---------- SUPPLIED MATERIAL ----------
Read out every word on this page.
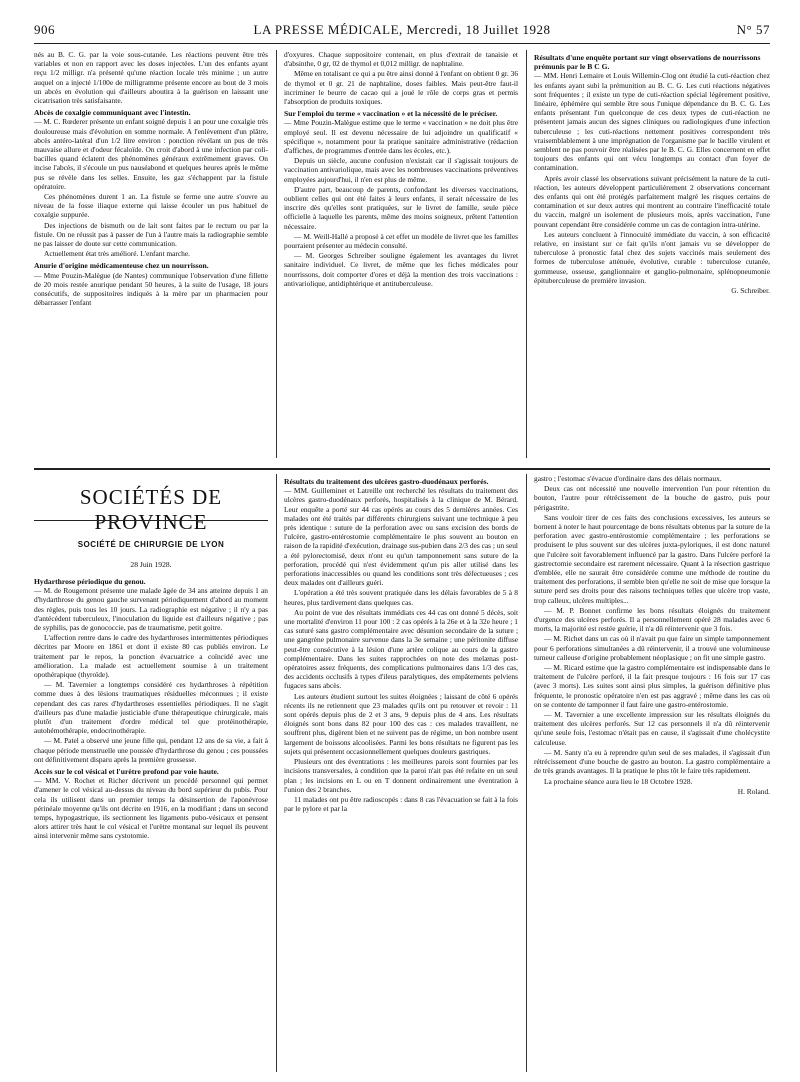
906	LA PRESSE MÉDICALE, Mercredi, 18 Juillet 1928	N° 57

nés au B. C. G. par la voie sous-cutanée. Les réactions peuvent être très variables et non en rapport avec les doses injectées. L'un des enfants ayant reçu 1/2 milligr. n'a présenté qu'une réaction locale très minime ; un autre auquel on a injecté 1/100e de milligramme présente encore au bout de 3 mois un abcès en évolution qui d'ailleurs aboutira à la guérison en laissant une cicatrisation très satisfaisante.

Abcès de coxalgie communiquant avec l'intestin.

— M. C. Rœderer présente un enfant soigné depuis 1 an pour une coxalgie très douloureuse mais d'évolution en somme normale. A l'enlèvement d'un plâtre, abcès antéro-latéral d'un 1/2 litre environ : ponction révélant un pus de très mauvaise allure et d'odeur fécaloïde. On croit d'abord à une infection par coli-bacilles quand éclatent des phénomènes généraux extrêmement graves. On incise l'abcès, il s'écoule un pus nauséabond et quelques heures après le même pus se révèle dans les selles. Ensuite, les gaz s'échappent par la fistule opératoire.

Ces phénomènes durent 1 an. La fistule se ferme une autre s'ouvre au niveau de la fosse iliaque externe qui laisse écouler un pus habituel de coxalgie suppurée.

Des injections de bismuth ou de lait sont faites par le rectum ou par la fistule. On ne réussit pas à passer de l'un à l'autre mais la radiographie semble ne pas laisser de doute sur cette communication.

Actuellement état très amélioré. L'enfant marche.

Anurie d'origine médicamenteuse chez un nourrisson.

— Mme Pouzin-Malègue (de Nantes) communique l'observation d'une fillette de 20 mois restée anurique pendant 50 heures, à la suite de l'usage, 18 jours consécutifs, de suppositoires indiqués à la mère par un pharmacien pour débarrasser l'enfant

d'oxyures. Chaque suppositoire contenait, en plus d'extrait de tanaisie et d'absinthe, 0 gr, 02 de thymol et 0,012 milligr. de naphtaline.

Même en totalisant ce qui a pu être ainsi donné à l'enfant on obtient 0 gr. 36 de thymol et 0 gr. 21 de naphtaline, doses faibles. Mais peut-être faut-il incriminer le beurre de cacao qui a joué le rôle de corps gras et permis l'absorption de produits toxiques.

Sur l'emploi du terme « vaccination » et la nécessité de le préciser.

— Mme Pouzin-Malègue estime que le terme « vaccination » ne doit plus être employé seul. Il est devenu nécessaire de lui adjoindre un qualificatif « spécifique », notamment pour la pratique sanitaire administrative (rédaction d'affiches, de programmes d'entrée dans les écoles, etc.).

Depuis un siècle, aucune confusion n'existait car il s'agissait toujours de vaccination antivariolique, mais avec les nombreuses vaccinations préventives employées aujourd'hui, il n'en est plus de même.

D'autre part, beaucoup de parents, confondant les diverses vaccinations, oublient celles qui ont été faites à leurs enfants, il serait nécessaire de les inscrire dès qu'elles sont pratiquées, sur le livret de famille, seule pièce officielle à laquelle les parents, même des moins soigneux, prêtent l'attention nécessaire.

— M. Weill-Hallé a proposé à cet effet un modèle de livret que les familles pourraient présenter au médecin consulté.

— M. Georges Schreiber souligne également les avantages du livret sanitaire individuel. Ce livret, de même que les fiches médicales pour nourrissons, doit comporter d'ores et déjà la mention des trois vaccinations : antivariolique, antidiphtérique et antituberculeuse.

Résultats d'une enquête portant sur vingt observations de nourrissons prémunis par le B C G.

— MM. Henri Lemaire et Louis Willemin-Clog ont étudié la cuti-réaction chez les enfants ayant subi la prémunition au B. C. G. Les cuti réactions négatives sont fréquentes ; il existe un type de cuti-réaction spécial légèrement positive, linéaire, éphémère qui semble être sous l'unique dépendance du B. C. G. Les enfants présentant l'un quelconque de ces deux types de cuti-réaction ne présentent jamais aucun des signes cliniques ou radiologiques d'une infection tuberculeuse ; les cuti-réactions nettement positives correspondent très vraisemblablement à une imprégnation de l'organisme par le bacille virulent et semblent ne pas pouvoir être réalisées par le B. C. G. Elles concernent en effet toujours des enfants qui ont vécu longtemps au contact d'un foyer de contamination.

Après avoir classé les observations suivant précisément la nature de la cuti-réaction, les auteurs développent particulièrement 2 observations concernant des enfants qui ont été protégés parfaitement malgré les risques certains de contamination et sur deux autres qui montrent au contraire l'inefficacité totale du vaccin, malgré un isolement de plusieurs mois, après vaccination, l'une pouvant cependant être considérée comme un cas de contagion intra-utérine.

Les auteurs concluent à l'innocuité immédiate du vaccin, à son efficacité relative, en insistant sur ce fait qu'ils n'ont jamais vu se développer de tuberculose à pronostic fatal chez des sujets vaccinés mais seulement des formes de tuberculose atténuée, évolutive, curable : tuberculose cutanée, gommeuse, osseuse, ganglionnaire et ganglio-pulmonaire, splénopneumonie épituberculeuse de première invasion.

G. Schreiber.

SOCIÉTÉS DE PROVINCE
SOCIÉTÉ DE CHIRURGIE DE LYON
28 Juin 1928.
Hydarthrose périodique du genou.

— M. de Rougemont présente une malade âgée de 34 ans atteinte depuis 1 an d'hydarthrose du genou gauche survenant périodiquement d'abord au moment des règles, puis tous les 10 jours. La radiographie est négative ; il n'y a pas d'antécédent tuberculeux, l'inoculation du liquide est d'ailleurs négative ; pas de syphilis, pas de gonococcie, pas de traumatisme, petit goitre.

L'affection rentre dans le cadre des hydarthroses intermittentes périodiques décrites par Moore en 1861 et dont il existe 80 cas publiés environ. Le traitement par le repos, la ponction évacuatrice a coïncidé avec une amélioration. La malade est actuellement soumise à un traitement opothérapique (thyroïde).

— M. Tavernier a longtemps considéré ces hydarthroses à répétition comme dues à des lésions traumatiques résiduelles méconnues ; il existe cependant des cas rares d'hydarthroses essentielles périodiques. Il ne s'agit d'ailleurs pas d'une maladie justiciable d'une thérapeutique chirurgicale, mais plutôt d'un traitement d'ordre médical tel que protéinothérapie, autohémothérapie, endocrinothérapie.

— M. Patel a observé une jeune fille qui, pendant 12 ans de sa vie, a fait à chaque période menstruelle une poussée d'hydarthrose du genou ; ces poussées ont définitivement disparu après la première grossesse.

Accès sur le col vésical et l'urètre profond par voie haute.

— MM. V. Rochet et Richer décrivent un procédé personnel qui permet d'amener le col vésical au-dessus du niveau du bord supérieur du pubis. Pour cela ils utilisent dans un premier temps la désinsertion de l'aponévrose périnéale moyenne qu'ils ont décrite en 1916, en la modifiant ; dans un second temps, hypogastrique, ils sectionnent les ligaments pubo-vésicaux et pensent alors attirer très haut le col vésical et l'urètre montanal sur lequel ils peuvent ainsi intervenir même sans cystotomie.

Résultats du traitement des ulcères gastro-duodénaux perforés.

— MM. Guilleminet et Latreille ont recherché les résultats du traitement des ulcères gastro-duodénaux perforés, hospitalisés à la clinique de M. Bérard. Leur enquête a porté sur 44 cas opérés au cours des 5 dernières années. Ces malades ont été traités par différents chirurgiens suivant une technique à peu près identique : suture de la perforation avec ou sans excision des bords de l'ulcère, gastro-entérostomie complémentaire le plus souvent au bouton en raison de la rapidité d'exécution, drainage sus-pubien dans 2/3 des cas ; un seul a été pylorectomisé, deux n'ont eu qu'un tamponnement sans suture de la perforation, procédé qui n'est évidemment qu'un pis aller utilisé dans les perforations inaccessibles ou quand les conditions sont très défectueuses ; ces deux malades ont d'ailleurs guéri.

L'opération a été très souvent pratiquée dans les délais favorables de 5 à 8 heures, plus tardivement dans quelques cas.

Au point de vue des résultats immédiats ces 44 cas ont donné 5 décès, soit une mortalité d'environ 11 pour 100 : 2 cas opérés à la 26e et à la 32e heure ; 1 cas suturé sans gastro complémentaire avec désunion secondaire de la suture ; une gangrène pulmonaire survenue dans la 3e semaine ; une péritonite diffuse peut-être consécutive à la lésion d'une artère colique au cours de la gastro complémentaire. Dans les suites rapprochées on note des melænas post-opératoires assez fréquents, des complications pulmonaires dans 1/3 des cas, des accidents occlusifs à types d'ileus paralytiques, des empâtements pelviens fugaces sans abcès.

Les auteurs étudient surtout les suites éloignées ; laissant de côté 6 opérés récents ils ne retiennent que 23 malades qu'ils ont pu retouver et revoir : 11 sont opérés depuis plus de 2 et 3 ans, 9 depuis plus de 4 ans. Les résultats éloignés sont bons dans 82 pour 100 des cas : ces malades travaillent, ne souffrent plus, digèrent bien et ne suivent pas de régime, un bon nombre usent largement de boissons alcoolisées. Parmi les bons résultats ne figurent pas les sujets qui présentent occasionnellement quelques douleurs gastriques.

Plusieurs ont des éventrations : les meilleures parois sont fournies par les incisions transversales, à condition que la paroi n'ait pas été refaite en un seul plan ; les incisions en L ou en T donnent ordinairement une éventration à l'union des 2 branches.

11 malades ont pu être radioscopés : dans 8 cas l'évacuation se fait à la fois par le pylore et par la

gastro ; l'estomac s'évacue d'ordinaire dans des délais normaux.

Deux cas ont nécessité une nouvelle intervention l'un pour rétention du bouton, l'autre pour rétrécissement de la bouche de gastro, puis pour périgastrite.

Sans vouloir tirer de ces faits des conclusions excessives, les auteurs se bornent à noter le haut pourcentage de bons résultats obtenus par la suture de la perforation avec gastro-entérostomie complémentaire ; les perforations se produisent le plus souvent sur des ulcères juxta-pyloriques, il est donc naturel que l'ulcère soit favorablement influencé par la gastro. Dans l'ulcère perforé la gastrectomie secondaire est rarement nécessaire. Quant à la résection gastrique d'emblée, elle ne saurait être considérée comme une méthode de routine du traitement des perforations, il semble bien qu'elle ne soit de mise que lorsque la suture perd ses droits pour des raisons techniques telles que ulcère trop vaste, trop calleux, ulcères multiples...

— M. P. Bonnet confirme les bons résultats éloignés du traitement d'urgence des ulcères perforés. Il a personnellement opéré 28 malades avec 6 morts, la majorité est restée guérie, il n'a dû réintervenir que 3 fois.

— M. Richet dans un cas où il n'avait pu que faire un simple tamponnement pour 6 perforations simultanées a dû réintervenir, il a trouvé une volumineuse tumeur calleuse d'origine probablement néoplasique ; on fit une simple gastro.

— M. Ricard estime que la gastro complémentaire est indispensable dans le traitement de l'ulcère perforé, il la fait presque toujours : 16 fois sur 17 cas (avec 3 morts). Les suites sont ainsi plus simples, la guérison définitive plus fréquente, le pronostic opératoire n'en est pas aggravé ; même dans les cas où on se contente de tamponner il faut faire une gastro-entérostomie.

— M. Tavernier a une excellente impression sur les résultats éloignés du traitement des ulcères perforés. Sur 12 cas personnels il n'a dû réintervenir qu'une seule fois, l'estomac n'était pas en cause, il s'agissait d'une cholécystite calculeuse.

— M. Santy n'a eu à reprendre qu'un seul de ses malades, il s'agissait d'un rétrécissement d'une bouche de gastro au bouton. La gastro complémentaire a de très grands avantages. Il la pratique le plus tôt le faire très rapidement.

La prochaine séance aura lieu le 18 Octobre 1928.

H. Roland.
----------
GOAL: State how many lines of the records above contain the word "délais", and give only that number.

OUTPUT OF THE EXERCISE: 2